## Provided data

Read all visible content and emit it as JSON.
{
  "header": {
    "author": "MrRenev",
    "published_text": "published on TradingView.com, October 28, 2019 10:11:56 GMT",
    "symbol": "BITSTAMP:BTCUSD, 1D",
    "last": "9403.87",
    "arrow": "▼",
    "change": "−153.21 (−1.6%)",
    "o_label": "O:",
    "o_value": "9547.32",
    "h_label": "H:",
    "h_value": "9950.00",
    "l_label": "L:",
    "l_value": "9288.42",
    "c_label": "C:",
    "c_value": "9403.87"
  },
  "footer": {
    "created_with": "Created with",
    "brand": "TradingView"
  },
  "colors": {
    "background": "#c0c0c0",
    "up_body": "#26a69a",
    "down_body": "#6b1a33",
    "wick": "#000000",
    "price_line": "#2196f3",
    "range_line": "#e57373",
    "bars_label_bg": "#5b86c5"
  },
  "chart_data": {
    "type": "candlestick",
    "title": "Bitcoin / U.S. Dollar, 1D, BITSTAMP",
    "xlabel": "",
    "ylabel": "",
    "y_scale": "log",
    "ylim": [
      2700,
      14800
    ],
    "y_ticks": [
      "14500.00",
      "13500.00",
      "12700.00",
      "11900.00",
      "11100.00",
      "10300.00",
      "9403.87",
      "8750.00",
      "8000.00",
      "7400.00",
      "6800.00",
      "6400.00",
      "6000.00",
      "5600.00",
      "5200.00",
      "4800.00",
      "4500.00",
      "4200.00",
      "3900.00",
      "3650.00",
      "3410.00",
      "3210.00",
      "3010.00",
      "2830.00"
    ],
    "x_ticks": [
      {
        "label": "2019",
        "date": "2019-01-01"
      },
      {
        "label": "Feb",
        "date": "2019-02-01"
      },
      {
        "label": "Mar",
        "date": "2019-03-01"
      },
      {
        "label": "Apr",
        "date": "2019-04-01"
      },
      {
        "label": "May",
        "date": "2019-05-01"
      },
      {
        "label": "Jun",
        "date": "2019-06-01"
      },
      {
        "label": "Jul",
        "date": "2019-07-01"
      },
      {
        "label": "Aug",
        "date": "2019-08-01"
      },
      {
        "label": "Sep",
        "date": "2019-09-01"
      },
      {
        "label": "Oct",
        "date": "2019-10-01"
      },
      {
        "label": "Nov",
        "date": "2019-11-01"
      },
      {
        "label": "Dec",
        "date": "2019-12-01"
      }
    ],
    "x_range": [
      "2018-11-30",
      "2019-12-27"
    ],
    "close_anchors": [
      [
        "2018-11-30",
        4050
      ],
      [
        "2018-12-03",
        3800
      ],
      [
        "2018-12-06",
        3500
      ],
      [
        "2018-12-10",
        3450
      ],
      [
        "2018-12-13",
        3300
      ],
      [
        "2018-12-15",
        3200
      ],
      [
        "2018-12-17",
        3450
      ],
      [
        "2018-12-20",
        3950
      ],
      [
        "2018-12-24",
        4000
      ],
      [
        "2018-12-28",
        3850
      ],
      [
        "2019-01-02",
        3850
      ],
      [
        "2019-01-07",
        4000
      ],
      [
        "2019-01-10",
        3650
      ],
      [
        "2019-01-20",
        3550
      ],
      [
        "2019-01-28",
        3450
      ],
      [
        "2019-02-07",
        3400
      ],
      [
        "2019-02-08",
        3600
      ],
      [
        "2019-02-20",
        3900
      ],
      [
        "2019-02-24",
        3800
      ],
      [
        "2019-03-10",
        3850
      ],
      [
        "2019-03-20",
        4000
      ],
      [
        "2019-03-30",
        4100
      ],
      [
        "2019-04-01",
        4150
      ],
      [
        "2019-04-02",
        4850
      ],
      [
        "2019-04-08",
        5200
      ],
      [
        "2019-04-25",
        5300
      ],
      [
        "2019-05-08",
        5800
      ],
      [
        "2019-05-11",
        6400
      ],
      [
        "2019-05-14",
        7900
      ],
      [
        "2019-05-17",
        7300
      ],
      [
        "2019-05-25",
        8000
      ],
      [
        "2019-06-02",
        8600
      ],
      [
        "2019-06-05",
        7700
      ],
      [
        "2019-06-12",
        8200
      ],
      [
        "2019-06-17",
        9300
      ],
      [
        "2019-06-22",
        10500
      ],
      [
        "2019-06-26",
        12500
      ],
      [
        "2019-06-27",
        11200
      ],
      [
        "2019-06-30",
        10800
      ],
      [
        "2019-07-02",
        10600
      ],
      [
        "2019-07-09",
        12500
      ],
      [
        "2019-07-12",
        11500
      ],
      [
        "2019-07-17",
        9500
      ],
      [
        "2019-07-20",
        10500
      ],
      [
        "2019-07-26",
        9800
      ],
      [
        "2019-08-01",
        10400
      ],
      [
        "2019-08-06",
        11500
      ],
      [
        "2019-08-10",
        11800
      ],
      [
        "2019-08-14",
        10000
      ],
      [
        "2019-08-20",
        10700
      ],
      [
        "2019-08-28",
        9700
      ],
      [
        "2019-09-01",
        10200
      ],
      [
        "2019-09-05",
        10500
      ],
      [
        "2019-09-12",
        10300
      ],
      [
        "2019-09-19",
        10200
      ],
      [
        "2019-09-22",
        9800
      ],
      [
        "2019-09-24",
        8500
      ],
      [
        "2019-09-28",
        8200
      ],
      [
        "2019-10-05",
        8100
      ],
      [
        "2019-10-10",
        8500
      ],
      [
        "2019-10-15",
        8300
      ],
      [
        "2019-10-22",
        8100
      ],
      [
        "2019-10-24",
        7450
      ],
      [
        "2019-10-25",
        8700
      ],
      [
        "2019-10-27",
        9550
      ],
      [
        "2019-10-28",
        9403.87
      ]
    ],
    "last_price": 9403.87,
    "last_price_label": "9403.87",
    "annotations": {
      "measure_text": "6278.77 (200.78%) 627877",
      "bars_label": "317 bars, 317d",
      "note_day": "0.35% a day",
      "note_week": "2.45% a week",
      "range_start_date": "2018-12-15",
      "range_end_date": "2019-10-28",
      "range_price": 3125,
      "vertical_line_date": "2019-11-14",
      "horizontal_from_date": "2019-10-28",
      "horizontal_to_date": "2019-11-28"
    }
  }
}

## Goal of the exercise
Each entry is to be returned in full, character for character.

## Exercise output
Read all visible content and emit it as JSON.
{
  "header": {
    "author": "MrRenev",
    "published_text": "published on TradingView.com, October 28, 2019 10:11:56 GMT",
    "symbol": "BITSTAMP:BTCUSD, 1D",
    "last": "9403.87",
    "arrow": "▼",
    "change": "−153.21 (−1.6%)",
    "o_label": "O:",
    "o_value": "9547.32",
    "h_label": "H:",
    "h_value": "9950.00",
    "l_label": "L:",
    "l_value": "9288.42",
    "c_label": "C:",
    "c_value": "9403.87"
  },
  "footer": {
    "created_with": "Created with",
    "brand": "TradingView"
  },
  "colors": {
    "background": "#c0c0c0",
    "up_body": "#26a69a",
    "down_body": "#6b1a33",
    "wick": "#000000",
    "price_line": "#2196f3",
    "range_line": "#e57373",
    "bars_label_bg": "#5b86c5"
  },
  "chart_data": {
    "type": "candlestick",
    "title": "Bitcoin / U.S. Dollar, 1D, BITSTAMP",
    "xlabel": "",
    "ylabel": "",
    "y_scale": "log",
    "ylim": [
      2700,
      14800
    ],
    "y_ticks": [
      "14500.00",
      "13500.00",
      "12700.00",
      "11900.00",
      "11100.00",
      "10300.00",
      "9403.87",
      "8750.00",
      "8000.00",
      "7400.00",
      "6800.00",
      "6400.00",
      "6000.00",
      "5600.00",
      "5200.00",
      "4800.00",
      "4500.00",
      "4200.00",
      "3900.00",
      "3650.00",
      "3410.00",
      "3210.00",
      "3010.00",
      "2830.00"
    ],
    "x_ticks": [
      {
        "label": "2019",
        "date": "2019-01-01"
      },
      {
        "label": "Feb",
        "date": "2019-02-01"
      },
      {
        "label": "Mar",
        "date": "2019-03-01"
      },
      {
        "label": "Apr",
        "date": "2019-04-01"
      },
      {
        "label": "May",
        "date": "2019-05-01"
      },
      {
        "label": "Jun",
        "date": "2019-06-01"
      },
      {
        "label": "Jul",
        "date": "2019-07-01"
      },
      {
        "label": "Aug",
        "date": "2019-08-01"
      },
      {
        "label": "Sep",
        "date": "2019-09-01"
      },
      {
        "label": "Oct",
        "date": "2019-10-01"
      },
      {
        "label": "Nov",
        "date": "2019-11-01"
      },
      {
        "label": "Dec",
        "date": "2019-12-01"
      }
    ],
    "x_range": [
      "2018-11-30",
      "2019-12-27"
    ],
    "close_anchors": [
      [
        "2018-11-30",
        4050
      ],
      [
        "2018-12-03",
        3800
      ],
      [
        "2018-12-06",
        3500
      ],
      [
        "2018-12-10",
        3450
      ],
      [
        "2018-12-13",
        3300
      ],
      [
        "2018-12-15",
        3200
      ],
      [
        "2018-12-17",
        3450
      ],
      [
        "2018-12-20",
        3950
      ],
      [
        "2018-12-24",
        4000
      ],
      [
        "2018-12-28",
        3850
      ],
      [
        "2019-01-02",
        3850
      ],
      [
        "2019-01-07",
        4000
      ],
      [
        "2019-01-10",
        3650
      ],
      [
        "2019-01-20",
        3550
      ],
      [
        "2019-01-28",
        3450
      ],
      [
        "2019-02-07",
        3400
      ],
      [
        "2019-02-08",
        3600
      ],
      [
        "2019-02-20",
        3900
      ],
      [
        "2019-02-24",
        3800
      ],
      [
        "2019-03-10",
        3850
      ],
      [
        "2019-03-20",
        4000
      ],
      [
        "2019-03-30",
        4100
      ],
      [
        "2019-04-01",
        4150
      ],
      [
        "2019-04-02",
        4850
      ],
      [
        "2019-04-08",
        5200
      ],
      [
        "2019-04-25",
        5300
      ],
      [
        "2019-05-08",
        5800
      ],
      [
        "2019-05-11",
        6400
      ],
      [
        "2019-05-14",
        7900
      ],
      [
        "2019-05-17",
        7300
      ],
      [
        "2019-05-25",
        8000
      ],
      [
        "2019-06-02",
        8600
      ],
      [
        "2019-06-05",
        7700
      ],
      [
        "2019-06-12",
        8200
      ],
      [
        "2019-06-17",
        9300
      ],
      [
        "2019-06-22",
        10500
      ],
      [
        "2019-06-26",
        12500
      ],
      [
        "2019-06-27",
        11200
      ],
      [
        "2019-06-30",
        10800
      ],
      [
        "2019-07-02",
        10600
      ],
      [
        "2019-07-09",
        12500
      ],
      [
        "2019-07-12",
        11500
      ],
      [
        "2019-07-17",
        9500
      ],
      [
        "2019-07-20",
        10500
      ],
      [
        "2019-07-26",
        9800
      ],
      [
        "2019-08-01",
        10400
      ],
      [
        "2019-08-06",
        11500
      ],
      [
        "2019-08-10",
        11800
      ],
      [
        "2019-08-14",
        10000
      ],
      [
        "2019-08-20",
        10700
      ],
      [
        "2019-08-28",
        9700
      ],
      [
        "2019-09-01",
        10200
      ],
      [
        "2019-09-05",
        10500
      ],
      [
        "2019-09-12",
        10300
      ],
      [
        "2019-09-19",
        10200
      ],
      [
        "2019-09-22",
        9800
      ],
      [
        "2019-09-24",
        8500
      ],
      [
        "2019-09-28",
        8200
      ],
      [
        "2019-10-05",
        8100
      ],
      [
        "2019-10-10",
        8500
      ],
      [
        "2019-10-15",
        8300
      ],
      [
        "2019-10-22",
        8100
      ],
      [
        "2019-10-24",
        7450
      ],
      [
        "2019-10-25",
        8700
      ],
      [
        "2019-10-27",
        9550
      ],
      [
        "2019-10-28",
        9403.87
      ]
    ],
    "last_price": 9403.87,
    "last_price_label": "9403.87",
    "annotations": {
      "measure_text": "6278.77 (200.78%) 627877",
      "bars_label": "317 bars, 317d",
      "note_day": "0.35% a day",
      "note_week": "2.45% a week",
      "range_start_date": "2018-12-15",
      "range_end_date": "2019-10-28",
      "range_price": 3125,
      "vertical_line_date": "2019-11-14",
      "horizontal_from_date": "2019-10-28",
      "horizontal_to_date": "2019-11-28"
    }
  }
}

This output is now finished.